▶ **EXERCISES TO COMPLETE**
#1 Answer these questions using the thesis overview:
(a) What three capabilities does the update say the better version of tra86 will have?
(b) Which architecture and which debugger is the earlier version of tra86 based on?
(c) According to the introduction, why has RUST rapidly gained popularity?
#2 In the thesis overview, reproduce word for word the part that opens with the words containing "Introduction" and closes with "low-level systems programming.".
#3 Take the thesis overview comparing RUST and C++ further, starting after its final sentence.

▶ **SOURCE EXTRACT**
━━━━━━━━━━━━━━━━

Thesis

The following is an overview of the Honors Thesis that tra86 was created as a part of. It only includes the parts of the thesis that the software stack concerns itself with. The full document contains additional information on alternate approaches, pitfalls, and the reasonings behind honing down to the specific approach described herein. The full document is also linked in the website, and is published in the UMass Amherst Libraries.

This is not the complete thesis which discusses every single aspect, approach, and finding. This is a concise version, which is edited and presented to communicate the usage and purpose for the tra86 toolchain.

The full version also discusses the reasoning behind why RUST exists, how RUST is better than C++ in other aspects, and why this work matters. I would highly encourage and be obliged if you can read the same.

Thank you for checking my work out.

Update

A Better version of tra86 is almost ready for deployment, with JIT compatibility, ARM architecture compatibility, and interfacing with LLDB. More information will be published here soon. This work is the earlier version of tra86, which is based on the x86 architecture and interfaces with GNU/GDB.

Complete Texts

The complete version of the thesis is currently published in the corpus of Honors Thesis at the UMass W.E.B. Du Boid Library.

Alternatively, a version of the same can be accessed here.

Comparing RUST and C++ Performance Metrics: An Overview

Kushagra Srivastava, Prof. Meng-Chieh ChiuManning College of Information & Computer Sciences, UMass AmherstiCons Program

Introduction

Overview: This Honors Thesis attempts to compare between two low-level programming languages: RUST and C+. These are both languages that were made during different eras, yet are widely utilized in low-level systems programming.
RUST and C++: These are two of the most widely-used systems programming languages today. C++ has been a staple for several decades, being integral to many low-level systems like operating systems, embedded systems, and performance-critical applications. On the other hand, RUST is a more recent language that has rapidly gained popularity due to its focus on safety, especially around memory management and concurrency.

━━━━━━━━━━━━━━━━

▶ **LISTING**
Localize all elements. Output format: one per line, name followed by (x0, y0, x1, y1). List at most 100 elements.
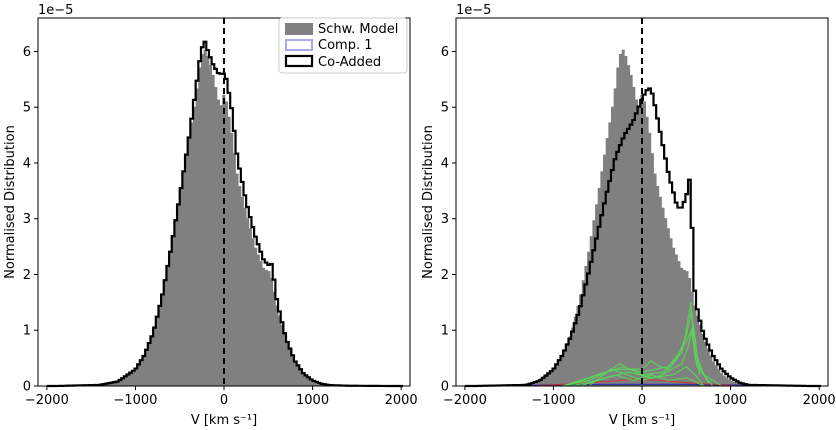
right-series-schw-model-bar (688, 277, 692, 386)
left-y-tick-label: 0 (23, 380, 31, 395)
right-series-component-6 (566, 328, 714, 387)
left-series-schw-model-bar (246, 218, 250, 386)
right-series-schw-model-bar (666, 228, 670, 386)
left-series-schw-model-bar (254, 247, 258, 386)
left-series-schw-model-bar (174, 220, 178, 386)
right-series-schw-model-bar (648, 132, 652, 386)
left-series-schw-model-bar (193, 106, 197, 386)
right-series-schw-model-bar (536, 380, 540, 386)
right-series-schw-model (480, 49, 785, 387)
left-series-schw-model-bar (230, 132, 234, 386)
left-series-schw-model-bar (179, 188, 183, 386)
left-series-schw-model-bar (240, 196, 244, 386)
right-series-schw-model-bar (587, 251, 591, 386)
right-series-schw-model-bar (632, 87, 636, 386)
right-series-schw-model-bar (704, 341, 708, 386)
left-series-schw-model-bar (208, 65, 212, 386)
right-x-tick-label: −1000 (531, 393, 575, 408)
right-series-schw-model-bar (629, 74, 633, 387)
right-series-schw-model-bar (592, 220, 596, 386)
right-series-schw-model-bar (725, 377, 729, 386)
left-offset-label: 1e−5 (38, 3, 73, 18)
left-series-schw-model-bar (206, 55, 210, 386)
left-series-schw-model-bar (158, 305, 162, 386)
right-series-schw-model-bar (656, 185, 660, 386)
legend-label-schw-model: Schw. Model (318, 22, 398, 37)
left-y-tick-label: 2 (23, 268, 31, 283)
left-series-schw-model-bar (150, 336, 154, 386)
left-series-schw-model-bar (256, 254, 260, 386)
left-series-schw-model-bar (232, 153, 236, 386)
left-series-schw-model-bar (278, 315, 282, 386)
left-x-tick-label: −2000 (25, 393, 69, 408)
right-series-schw-model-bar (573, 316, 577, 386)
right-series-schw-model-bar (727, 379, 731, 386)
right-y-tick-label: 0 (441, 380, 449, 395)
left-series-schw-model-bar (304, 375, 308, 386)
right-series-component-8 (571, 374, 705, 387)
left-series-schw-model-bar (317, 382, 321, 386)
right-axis-ticks: −2000 −1000 0 1000 2000 0 1 2 3 4 5 6 (441, 45, 836, 408)
right-series-schw-model-bar (637, 105, 641, 387)
left-series-schw-model-bar (312, 380, 316, 386)
right-x-tick-label: −2000 (443, 393, 487, 408)
left-series-schw-model-bar (190, 122, 194, 387)
left-series-schw-model-bar (121, 378, 125, 386)
left-series-schw-model-bar (139, 360, 143, 386)
left-series-schw-model-bar (177, 204, 181, 386)
left-x-axis-label: V [km s⁻¹] (191, 413, 257, 428)
right-series-schw-model-bar (597, 188, 601, 386)
right-series-schw-model-bar (682, 269, 686, 386)
left-series-schw-model-bar (134, 368, 138, 386)
right-series-schw-model-bar (735, 382, 739, 386)
right-series-schw-model-bar (669, 238, 673, 386)
left-y-tick-label: 5 (23, 101, 31, 116)
right-series-schw-model-bar (541, 376, 545, 386)
left-series-schw-model-bar (115, 381, 119, 386)
left-series-schw-model-bar (219, 105, 223, 387)
left-series-schw-model-bar (288, 348, 292, 386)
left-series-schw-model-bar (161, 294, 165, 386)
left-x-tick-label: 2000 (385, 393, 418, 408)
left-series-schw-model-bar (145, 349, 149, 386)
left-series-schw-model-bar (224, 101, 228, 387)
left-series-schw-model-bar (110, 382, 114, 386)
left-series-schw-model-bar (270, 277, 274, 386)
left-series-schw-model-bar (113, 382, 117, 386)
left-series-schw-model-bar (243, 207, 247, 386)
right-series-schw-model-bar (533, 381, 537, 386)
left-axis-ticks: −2000 −1000 0 1000 2000 0 1 2 3 4 5 6 (23, 45, 418, 408)
left-series-schw-model-bar (296, 365, 300, 386)
right-series-schw-model-bar (621, 49, 625, 387)
right-series-schw-model-bar (730, 380, 734, 386)
left-series-schw-model-bar (238, 185, 242, 386)
left-series-schw-model-bar (185, 154, 189, 386)
left-series-schw-model-bar (275, 305, 279, 386)
right-panel: −2000 −1000 0 1000 2000 0 1 2 3 4 5 6 1e−5 V [km s⁻… (421, 3, 836, 428)
left-series-schw-model-bar (163, 280, 167, 386)
left-series-schw-model-bar (293, 361, 298, 386)
left-series-schw-model-bar (214, 87, 218, 386)
right-y-tick-label: 6 (441, 45, 449, 60)
left-y-axis-label: Normalised Distribution (3, 125, 18, 279)
right-series-schw-model-bar (568, 336, 572, 386)
left-series-schw-model-bar (131, 370, 135, 386)
right-series-schw-model-bar (711, 361, 716, 386)
right-series-schw-model-bar (658, 196, 662, 386)
right-series-schw-model-bar (719, 373, 723, 386)
right-y-tick-label: 1 (441, 324, 449, 339)
right-series-schw-model-bar (624, 55, 628, 386)
left-series-schw-model-bar (272, 291, 276, 386)
legend-label-co-added: Co-Added (318, 55, 381, 70)
right-series-schw-model-bar (531, 382, 535, 386)
left-y-tick-label: 3 (23, 212, 31, 227)
right-series-schw-model-bar (611, 106, 615, 386)
left-series-schw-model-bar (137, 364, 141, 386)
left-series-schw-model (62, 49, 367, 387)
right-series-schw-model-bar (690, 291, 694, 386)
legend-swatch-comp-1 (285, 39, 313, 51)
left-series-schw-model-bar (171, 236, 175, 386)
right-series-schw-model-bar (581, 280, 585, 386)
right-series-schw-model-bar (714, 365, 718, 386)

━━━━━━━━━━━━━━━━

▶ **OUTPUTS FOR THE TASKS**
#1
(a) JIT compatibility, ARM architecture compatibility, and interfacing with LLDB.
(b) It is based on the x86 architecture and interfaces with GNU/GDB.
(c) Because of its focus on safety, especially around memory management and concurrency.

#2
Introduction

Overview: This Honors Thesis attempts to compare between two low-level programming languages: RUST and C+. These are both languages that were made during different eras, yet are widely utilized in low-level systems programming.

#3
Systems Specialization: The focus of this research lies in low-level computing, which involves topics such as Operating Systems, Programming Languages, and Compilers. These are crucial for developing performance-critical systems where low overhead and precise resource management are key.
History of C++: Introduced in the 1970s, C++ has seen constant evolution, including support for object-oriented programming, template metaprogramming, and low-level memory manipulation. However, its design has also led to notorious issues around security, primarily due to manual memory management and lack of built-in safety features.
The Rise of RUST: RUST was released in 2013 by Mozilla Research, and it was designed to address common problems in C++ by providing modern solutions to memory safety and thread safety, without sacrificing performance. The key feature of RUST is its borrow checker, which ensures memory access without the need for a garbage collector. RUST prioritizes Code Safety, Security, and Optimization. On the other hand, C++ gives the user complete freedom and control over their code, even if it comes at a risk of breaking the system.
Performance and Debugging Comparison: With fewer runtime errors, better debugging tools, and a focus on memory safety, RUST is expected to reduce many of the issues that typically plague C++ programs, such as segmentation faults or dangling pointers. This research aims to determine if these advantages also lead to better performance metrics when comparing the two languages.
Research Objective: The main objective of this research is to assess whether RUST can outperform C++ in systems-level programming tasks, particularly in terms of resource usage like clock cycles, memory consumption, and overall execution speed. The underlying hypothesis is that newer programming paradigms introduced by RUST should lead to better performance and fewer critical errors in practical applications.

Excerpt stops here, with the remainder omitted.